(Dataset records)
=====

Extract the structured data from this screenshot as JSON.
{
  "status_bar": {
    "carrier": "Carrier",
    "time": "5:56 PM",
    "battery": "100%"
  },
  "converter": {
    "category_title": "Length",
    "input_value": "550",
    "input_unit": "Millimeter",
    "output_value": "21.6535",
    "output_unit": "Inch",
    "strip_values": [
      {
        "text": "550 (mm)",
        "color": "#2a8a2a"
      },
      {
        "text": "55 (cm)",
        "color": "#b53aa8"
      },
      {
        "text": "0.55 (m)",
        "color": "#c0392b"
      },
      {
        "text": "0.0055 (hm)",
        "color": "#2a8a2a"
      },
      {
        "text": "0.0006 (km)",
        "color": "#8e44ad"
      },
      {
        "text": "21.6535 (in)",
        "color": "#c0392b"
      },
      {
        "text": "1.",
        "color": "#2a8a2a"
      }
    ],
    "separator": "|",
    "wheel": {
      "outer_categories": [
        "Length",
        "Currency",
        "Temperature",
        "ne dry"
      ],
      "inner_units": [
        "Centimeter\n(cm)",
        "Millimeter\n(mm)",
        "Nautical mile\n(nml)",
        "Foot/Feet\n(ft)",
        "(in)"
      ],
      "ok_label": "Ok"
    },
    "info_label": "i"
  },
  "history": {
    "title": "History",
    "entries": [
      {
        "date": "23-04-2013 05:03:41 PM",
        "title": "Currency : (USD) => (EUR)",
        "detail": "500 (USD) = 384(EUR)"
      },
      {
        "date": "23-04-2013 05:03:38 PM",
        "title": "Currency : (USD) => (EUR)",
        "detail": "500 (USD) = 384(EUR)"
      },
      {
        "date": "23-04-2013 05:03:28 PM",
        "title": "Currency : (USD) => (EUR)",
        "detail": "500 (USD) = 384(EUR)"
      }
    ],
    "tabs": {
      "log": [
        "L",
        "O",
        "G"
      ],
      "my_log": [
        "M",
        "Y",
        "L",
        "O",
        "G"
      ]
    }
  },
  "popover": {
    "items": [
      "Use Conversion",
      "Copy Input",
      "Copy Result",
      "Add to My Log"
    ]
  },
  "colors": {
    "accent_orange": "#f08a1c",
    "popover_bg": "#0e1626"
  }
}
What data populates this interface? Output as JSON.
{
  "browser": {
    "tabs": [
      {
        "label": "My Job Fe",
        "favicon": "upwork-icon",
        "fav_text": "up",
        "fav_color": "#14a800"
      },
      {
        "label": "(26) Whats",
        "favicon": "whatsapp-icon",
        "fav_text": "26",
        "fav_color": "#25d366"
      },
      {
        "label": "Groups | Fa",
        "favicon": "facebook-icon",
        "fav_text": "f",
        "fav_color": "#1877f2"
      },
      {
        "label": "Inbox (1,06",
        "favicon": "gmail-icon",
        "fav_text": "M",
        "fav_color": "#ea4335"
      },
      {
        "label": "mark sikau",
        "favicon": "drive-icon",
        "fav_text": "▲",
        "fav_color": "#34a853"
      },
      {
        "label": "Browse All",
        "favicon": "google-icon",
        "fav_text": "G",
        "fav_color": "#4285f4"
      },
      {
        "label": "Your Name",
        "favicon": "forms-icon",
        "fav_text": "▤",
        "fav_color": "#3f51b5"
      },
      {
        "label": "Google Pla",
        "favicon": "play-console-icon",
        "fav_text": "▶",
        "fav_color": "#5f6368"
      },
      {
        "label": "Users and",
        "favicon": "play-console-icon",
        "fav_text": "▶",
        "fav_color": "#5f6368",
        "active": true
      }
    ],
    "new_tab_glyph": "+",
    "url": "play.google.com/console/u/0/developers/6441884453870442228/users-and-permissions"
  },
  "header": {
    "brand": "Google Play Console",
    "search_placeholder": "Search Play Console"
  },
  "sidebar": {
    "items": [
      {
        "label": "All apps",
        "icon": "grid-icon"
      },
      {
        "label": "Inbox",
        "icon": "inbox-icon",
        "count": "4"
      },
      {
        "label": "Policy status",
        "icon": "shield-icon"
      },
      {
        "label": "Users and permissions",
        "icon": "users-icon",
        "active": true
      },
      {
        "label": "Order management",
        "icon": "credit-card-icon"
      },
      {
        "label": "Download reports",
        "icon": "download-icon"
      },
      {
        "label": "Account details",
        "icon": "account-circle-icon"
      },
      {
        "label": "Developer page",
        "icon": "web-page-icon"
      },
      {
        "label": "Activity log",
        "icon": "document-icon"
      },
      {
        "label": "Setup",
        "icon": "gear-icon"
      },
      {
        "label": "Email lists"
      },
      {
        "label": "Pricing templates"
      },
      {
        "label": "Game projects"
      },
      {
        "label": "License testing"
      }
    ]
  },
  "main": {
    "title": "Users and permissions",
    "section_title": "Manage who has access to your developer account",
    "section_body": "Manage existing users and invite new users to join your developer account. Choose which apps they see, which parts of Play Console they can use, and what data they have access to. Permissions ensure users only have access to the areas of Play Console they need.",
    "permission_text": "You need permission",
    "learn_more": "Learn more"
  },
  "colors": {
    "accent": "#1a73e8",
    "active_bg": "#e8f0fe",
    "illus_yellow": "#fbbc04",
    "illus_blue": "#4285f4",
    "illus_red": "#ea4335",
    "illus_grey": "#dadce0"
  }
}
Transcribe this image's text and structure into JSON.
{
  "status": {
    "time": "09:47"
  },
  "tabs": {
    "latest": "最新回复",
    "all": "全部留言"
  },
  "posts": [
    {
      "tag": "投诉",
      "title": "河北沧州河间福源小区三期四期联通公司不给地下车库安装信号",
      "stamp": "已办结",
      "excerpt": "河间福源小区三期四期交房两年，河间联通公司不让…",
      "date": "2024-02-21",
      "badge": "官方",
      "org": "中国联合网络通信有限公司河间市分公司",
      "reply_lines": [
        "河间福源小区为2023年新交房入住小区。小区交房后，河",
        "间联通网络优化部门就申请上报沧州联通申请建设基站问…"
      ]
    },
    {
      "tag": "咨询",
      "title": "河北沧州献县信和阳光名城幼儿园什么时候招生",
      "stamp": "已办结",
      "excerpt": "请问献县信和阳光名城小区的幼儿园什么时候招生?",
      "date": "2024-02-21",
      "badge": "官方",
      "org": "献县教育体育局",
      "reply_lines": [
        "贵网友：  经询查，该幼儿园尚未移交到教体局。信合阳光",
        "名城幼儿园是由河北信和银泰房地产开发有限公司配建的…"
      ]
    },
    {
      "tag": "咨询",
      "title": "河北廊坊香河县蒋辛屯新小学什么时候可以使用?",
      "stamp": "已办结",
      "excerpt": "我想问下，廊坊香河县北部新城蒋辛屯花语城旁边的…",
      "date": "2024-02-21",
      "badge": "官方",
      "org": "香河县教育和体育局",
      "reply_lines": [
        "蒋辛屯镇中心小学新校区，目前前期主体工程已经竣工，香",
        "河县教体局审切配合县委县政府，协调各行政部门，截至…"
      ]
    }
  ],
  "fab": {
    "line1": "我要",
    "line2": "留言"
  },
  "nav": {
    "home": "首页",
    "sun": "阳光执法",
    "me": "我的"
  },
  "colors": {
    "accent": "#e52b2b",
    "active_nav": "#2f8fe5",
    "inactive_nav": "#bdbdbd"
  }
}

=====

Every line above should be written out again exactly as it stands.

Extract the structured data from this screenshot as JSON.
{
  "status_bar": {
    "carrier": "Carrier",
    "time": "5:56 PM",
    "battery": "100%"
  },
  "converter": {
    "category_title": "Length",
    "input_value": "550",
    "input_unit": "Millimeter",
    "output_value": "21.6535",
    "output_unit": "Inch",
    "strip_values": [
      {
        "text": "550 (mm)",
        "color": "#2a8a2a"
      },
      {
        "text": "55 (cm)",
        "color": "#b53aa8"
      },
      {
        "text": "0.55 (m)",
        "color": "#c0392b"
      },
      {
        "text": "0.0055 (hm)",
        "color": "#2a8a2a"
      },
      {
        "text": "0.0006 (km)",
        "color": "#8e44ad"
      },
      {
        "text": "21.6535 (in)",
        "color": "#c0392b"
      },
      {
        "text": "1.",
        "color": "#2a8a2a"
      }
    ],
    "separator": "|",
    "wheel": {
      "outer_categories": [
        "Length",
        "Currency",
        "Temperature",
        "ne dry"
      ],
      "inner_units": [
        "Centimeter\n(cm)",
        "Millimeter\n(mm)",
        "Nautical mile\n(nml)",
        "Foot/Feet\n(ft)",
        "(in)"
      ],
      "ok_label": "Ok"
    },
    "info_label": "i"
  },
  "history": {
    "title": "History",
    "entries": [
      {
        "date": "23-04-2013 05:03:41 PM",
        "title": "Currency : (USD) => (EUR)",
        "detail": "500 (USD) = 384(EUR)"
      },
      {
        "date": "23-04-2013 05:03:38 PM",
        "title": "Currency : (USD) => (EUR)",
        "detail": "500 (USD) = 384(EUR)"
      },
      {
        "date": "23-04-2013 05:03:28 PM",
        "title": "Currency : (USD) => (EUR)",
        "detail": "500 (USD) = 384(EUR)"
      }
    ],
    "tabs": {
      "log": [
        "L",
        "O",
        "G"
      ],
      "my_log": [
        "M",
        "Y",
        "L",
        "O",
        "G"
      ]
    }
  },
  "popover": {
    "items": [
      "Use Conversion",
      "Copy Input",
      "Copy Result",
      "Add to My Log"
    ]
  },
  "colors": {
    "accent_orange": "#f08a1c",
    "popover_bg": "#0e1626"
  }
}
What data populates this interface? Output as JSON.
{
  "browser": {
    "tabs": [
      {
        "label": "My Job Fe",
        "favicon": "upwork-icon",
        "fav_text": "up",
        "fav_color": "#14a800"
      },
      {
        "label": "(26) Whats",
        "favicon": "whatsapp-icon",
        "fav_text": "26",
        "fav_color": "#25d366"
      },
      {
        "label": "Groups | Fa",
        "favicon": "facebook-icon",
        "fav_text": "f",
        "fav_color": "#1877f2"
      },
      {
        "label": "Inbox (1,06",
        "favicon": "gmail-icon",
        "fav_text": "M",
        "fav_color": "#ea4335"
      },
      {
        "label": "mark sikau",
        "favicon": "drive-icon",
        "fav_text": "▲",
        "fav_color": "#34a853"
      },
      {
        "label": "Browse All",
        "favicon": "google-icon",
        "fav_text": "G",
        "fav_color": "#4285f4"
      },
      {
        "label": "Your Name",
        "favicon": "forms-icon",
        "fav_text": "▤",
        "fav_color": "#3f51b5"
      },
      {
        "label": "Google Pla",
        "favicon": "play-console-icon",
        "fav_text": "▶",
        "fav_color": "#5f6368"
      },
      {
        "label": "Users and",
        "favicon": "play-console-icon",
        "fav_text": "▶",
        "fav_color": "#5f6368",
        "active": true
      }
    ],
    "new_tab_glyph": "+",
    "url": "play.google.com/console/u/0/developers/6441884453870442228/users-and-permissions"
  },
  "header": {
    "brand": "Google Play Console",
    "search_placeholder": "Search Play Console"
  },
  "sidebar": {
    "items": [
      {
        "label": "All apps",
        "icon": "grid-icon"
      },
      {
        "label": "Inbox",
        "icon": "inbox-icon",
        "count": "4"
      },
      {
        "label": "Policy status",
        "icon": "shield-icon"
      },
      {
        "label": "Users and permissions",
        "icon": "users-icon",
        "active": true
      },
      {
        "label": "Order management",
        "icon": "credit-card-icon"
      },
      {
        "label": "Download reports",
        "icon": "download-icon"
      },
      {
        "label": "Account details",
        "icon": "account-circle-icon"
      },
      {
        "label": "Developer page",
        "icon": "web-page-icon"
      },
      {
        "label": "Activity log",
        "icon": "document-icon"
      },
      {
        "label": "Setup",
        "icon": "gear-icon"
      },
      {
        "label": "Email lists"
      },
      {
        "label": "Pricing templates"
      },
      {
        "label": "Game projects"
      },
      {
        "label": "License testing"
      }
    ]
  },
  "main": {
    "title": "Users and permissions",
    "section_title": "Manage who has access to your developer account",
    "section_body": "Manage existing users and invite new users to join your developer account. Choose which apps they see, which parts of Play Console they can use, and what data they have access to. Permissions ensure users only have access to the areas of Play Console they need.",
    "permission_text": "You need permission",
    "learn_more": "Learn more"
  },
  "colors": {
    "accent": "#1a73e8",
    "active_bg": "#e8f0fe",
    "illus_yellow": "#fbbc04",
    "illus_blue": "#4285f4",
    "illus_red": "#ea4335",
    "illus_grey": "#dadce0"
  }
}
Transcribe this image's text and structure into JSON.
{
  "status": {
    "time": "09:47"
  },
  "tabs": {
    "latest": "最新回复",
    "all": "全部留言"
  },
  "posts": [
    {
      "tag": "投诉",
      "title": "河北沧州河间福源小区三期四期联通公司不给地下车库安装信号",
      "stamp": "已办结",
      "excerpt": "河间福源小区三期四期交房两年，河间联通公司不让…",
      "date": "2024-02-21",
      "badge": "官方",
      "org": "中国联合网络通信有限公司河间市分公司",
      "reply_lines": [
        "河间福源小区为2023年新交房入住小区。小区交房后，河",
        "间联通网络优化部门就申请上报沧州联通申请建设基站问…"
      ]
    },
    {
      "tag": "咨询",
      "title": "河北沧州献县信和阳光名城幼儿园什么时候招生",
      "stamp": "已办结",
      "excerpt": "请问献县信和阳光名城小区的幼儿园什么时候招生?",
      "date": "2024-02-21",
      "badge": "官方",
      "org": "献县教育体育局",
      "reply_lines": [
        "贵网友：  经询查，该幼儿园尚未移交到教体局。信合阳光",
        "名城幼儿园是由河北信和银泰房地产开发有限公司配建的…"
      ]
    },
    {
      "tag": "咨询",
      "title": "河北廊坊香河县蒋辛屯新小学什么时候可以使用?",
      "stamp": "已办结",
      "excerpt": "我想问下，廊坊香河县北部新城蒋辛屯花语城旁边的…",
      "date": "2024-02-21",
      "badge": "官方",
      "org": "香河县教育和体育局",
      "reply_lines": [
        "蒋辛屯镇中心小学新校区，目前前期主体工程已经竣工，香",
        "河县教体局审切配合县委县政府，协调各行政部门，截至…"
      ]
    }
  ],
  "fab": {
    "line1": "我要",
    "line2": "留言"
  },
  "nav": {
    "home": "首页",
    "sun": "阳光执法",
    "me": "我的"
  },
  "colors": {
    "accent": "#e52b2b",
    "active_nav": "#2f8fe5",
    "inactive_nav": "#bdbdbd"
  }
}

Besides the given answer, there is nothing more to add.